Problem requirements »
Look for the word "Üreme" in the entries and copy each line where it appears.

(Stored items)
-- Opening Marker --

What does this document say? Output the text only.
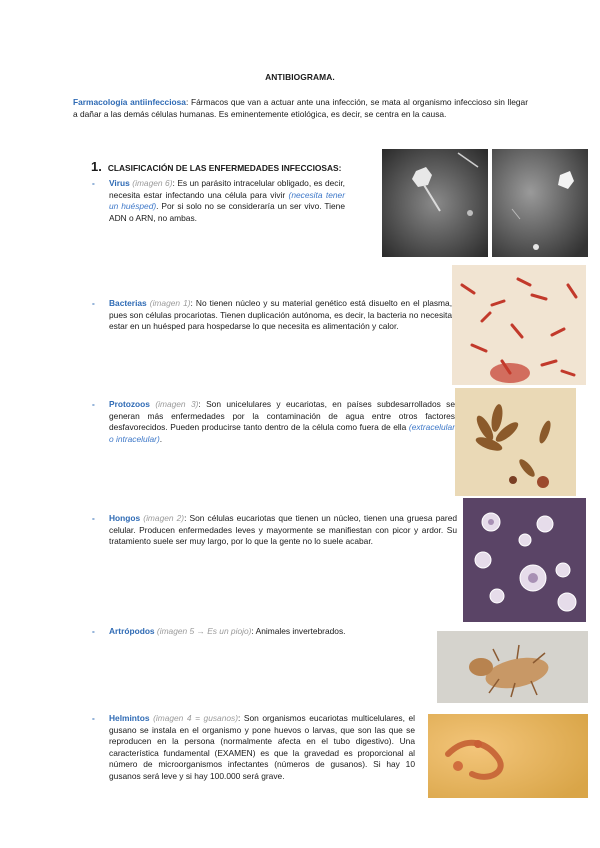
ANTIBIOGRAMA.
Farmacología antiinfecciosa: Fármacos que van a actuar ante una infección, se mata al organismo infeccioso sin llegar a dañar a las demás células humanas. Es eminentemente etiológica, es decir, se centra en la causa.
1. CLASIFICACIÓN DE LAS ENFERMEDADES INFECCIOSAS:
- Virus (imagen 6): Es un parásito intracelular obligado, es decir, necesita estar infectando una célula para vivir (necesita tener un huésped). Por si solo no se consideraría un ser vivo. Tiene ADN o ARN, no ambas.
- Bacterias (imagen 1): No tienen núcleo y su material genético está disuelto en el plasma, pues son células procariotas. Tienen duplicación autónoma, es decir, la bacteria no necesita estar en un huésped para hospedarse lo que necesita es alimentación y calor.
- Protozoos (imagen 3): Son unicelulares y eucariotas, en países subdesarrollados se generan más enfermedades por la contaminación de agua entre otros factores desfavorecidos. Pueden producirse tanto dentro de la célula como fuera de ella (extracelular o intracelular).
- Hongos (imagen 2): Son células eucariotas que tienen un núcleo, tienen una gruesa pared celular. Producen enfermedades leves y mayormente se manifiestan con picor y ardor. Su tratamiento suele ser muy largo, por lo que la gente no lo suele acabar.
- Artrópodos (imagen 5 → Es un piojo): Animales invertebrados.
- Helmintos (imagen 4 = gusanos): Son organismos eucariotas multicelulares, el gusano se instala en el organismo y pone huevos o larvas, que son las que se reproducen en la persona (normalmente afecta en el tubo digestivo). Una característica fundamental (EXAMEN) es que la gravedad es proporcional al número de microorganismos infectantes (números de gusanos). Si hay 10 gusanos será leve y si hay 100.000 será grave.
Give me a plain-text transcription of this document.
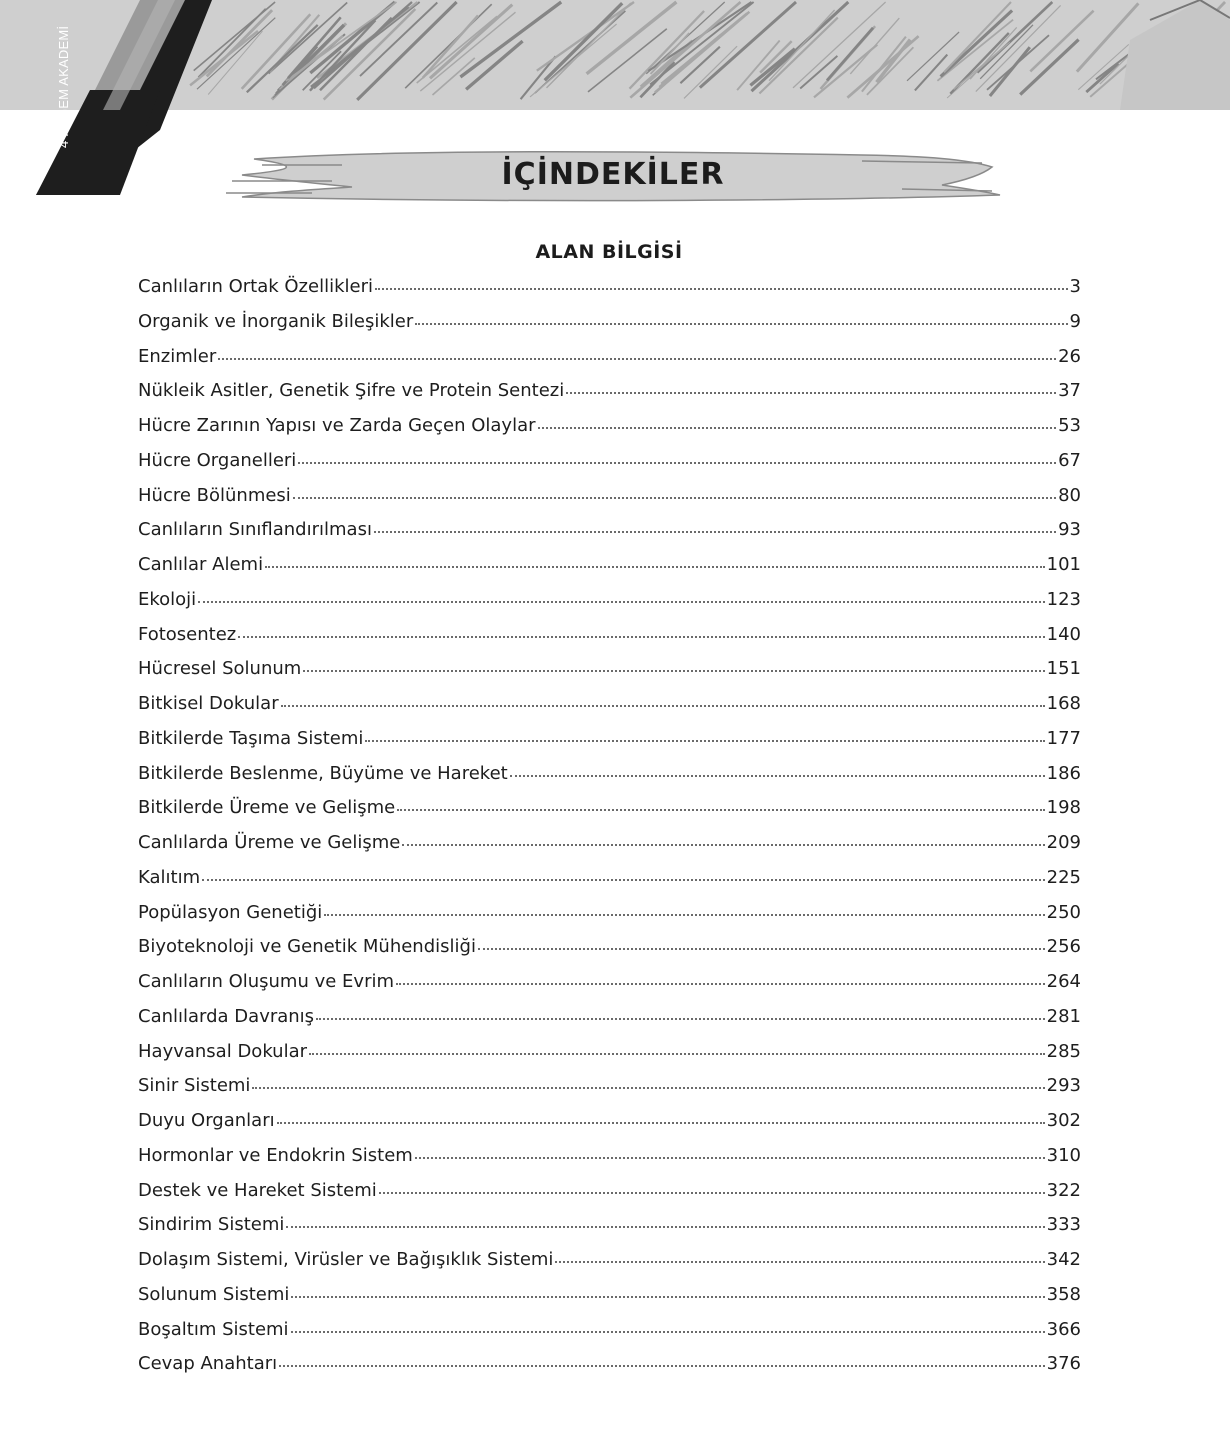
4 PEGEM AKADEMİ
İÇİNDEKİLER
ALAN BİLGİSİ
Canlıların Ortak Özellikleri	3
Organik ve İnorganik Bileşikler	9
Enzimler	26
Nükleik Asitler, Genetik Şifre ve Protein Sentezi	37
Hücre Zarının Yapısı ve Zarda Geçen Olaylar	53
Hücre Organelleri	67
Hücre Bölünmesi	80
Canlıların Sınıflandırılması	93
Canlılar Alemi	101
Ekoloji	123
Fotosentez	140
Hücresel Solunum	151
Bitkisel Dokular	168
Bitkilerde Taşıma Sistemi	177
Bitkilerde Beslenme, Büyüme ve Hareket	186
Bitkilerde Üreme ve Gelişme	198
Canlılarda Üreme ve Gelişme	209
Kalıtım	225
Popülasyon Genetiği	250
Biyoteknoloji ve Genetik Mühendisliği	256
Canlıların Oluşumu ve Evrim	264
Canlılarda Davranış	281
Hayvansal Dokular	285
Sinir Sistemi	293
Duyu Organları	302
Hormonlar ve Endokrin Sistem	310
Destek ve Hareket Sistemi	322
Sindirim Sistemi	333
Dolaşım Sistemi, Virüsler ve Bağışıklık Sistemi	342
Solunum Sistemi	358
Boşaltım Sistemi	366
Cevap Anahtarı	376
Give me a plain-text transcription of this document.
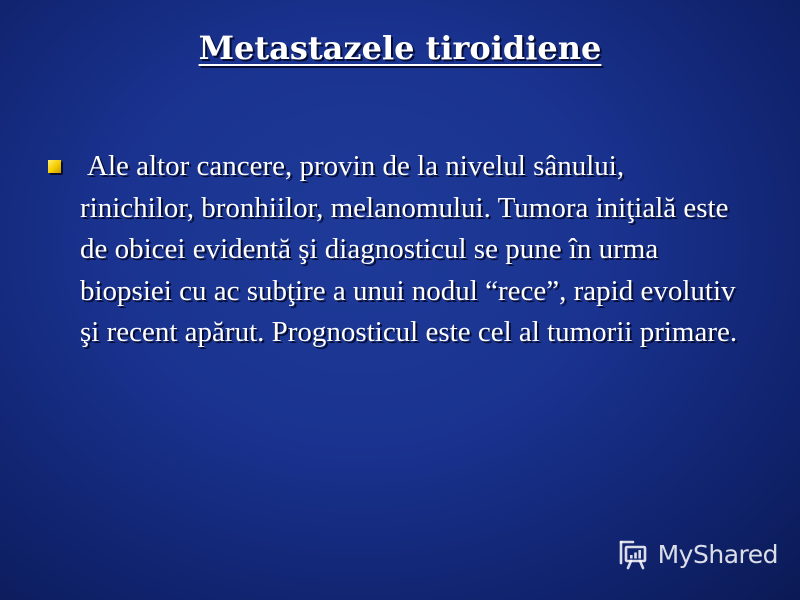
Metastazele tiroidiene
Ale altor cancere, provin de la nivelul sânului, rinichilor, bronhiilor, melanomului. Tumora iniţială este de obicei evidentă şi diagnosticul se pune în urma biopsiei cu ac subţire a unui nodul “rece”, rapid evolutiv şi recent apărut. Prognosticul este cel al tumorii primare.
MyShared
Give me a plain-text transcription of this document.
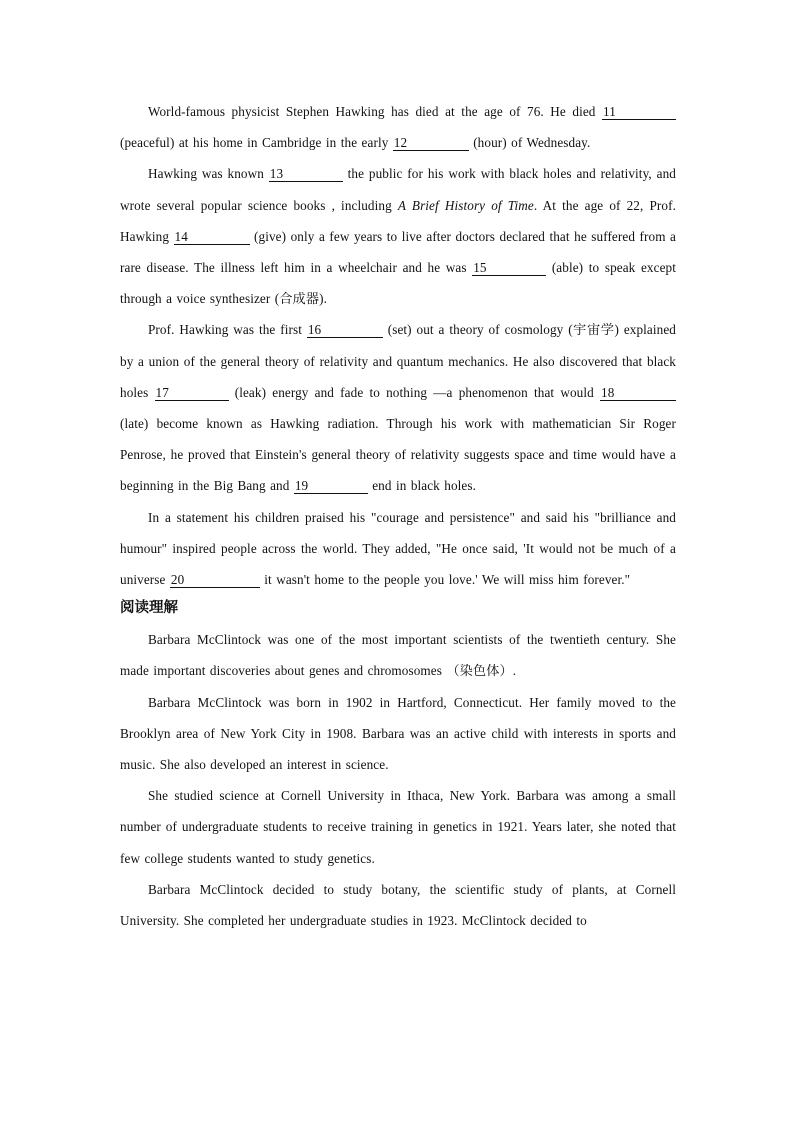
World-famous physicist Stephen Hawking has died at the age of 76. He died 11 (peaceful) at his home in Cambridge in the early 12	(hour) of Wednesday.

Hawking was known 13	the public for his work with black holes and relativity, and wrote several popular science books , including A Brief History of Time. At the age of 22, Prof. Hawking 14	(give) only a few years to live after doctors declared that he suffered from a rare disease. The illness left him in a wheelchair and he was 15	(able) to speak except through a voice synthesizer (合成器).

Prof. Hawking was the first 16	(set) out a theory of cosmology (宇宙学) explained by a union of the general theory of relativity and quantum mechanics. He also discovered that black holes 17	(leak) energy and fade to nothing —a phenomenon that would 18 (late) become known as Hawking radiation. Through his work with mathematician Sir Roger Penrose, he proved that Einstein's general theory of relativity suggests space and time would have a beginning in the Big Bang and 19	end in black holes.

In a statement his children praised his "courage and persistence" and said his "brilliance and humour" inspired people across the world. They added, "He once said, 'It would not be much of a universe 20	it wasn't home to the people you love.' We will miss him forever."

阅读理解

Barbara McClintock was one of the most important scientists of the twentieth century. She made important discoveries about genes and chromosomes （染色体）.

Barbara McClintock was born in 1902 in Hartford, Connecticut. Her family moved to the Brooklyn area of New York City in 1908. Barbara was an active child with interests in sports and music. She also developed an interest in science.

She studied science at Cornell University in Ithaca, New York. Barbara was among a small number of undergraduate students to receive training in genetics in 1921. Years later, she noted that few college students wanted to study genetics.

Barbara McClintock decided to study botany, the scientific study of plants, at Cornell University. She completed her undergraduate studies in 1923. McClintock decided to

-- Closing Marker --

Answer box »
Bitkilerde Üreme ve Gelişme	198
Canlılarda Üreme ve Gelişme	209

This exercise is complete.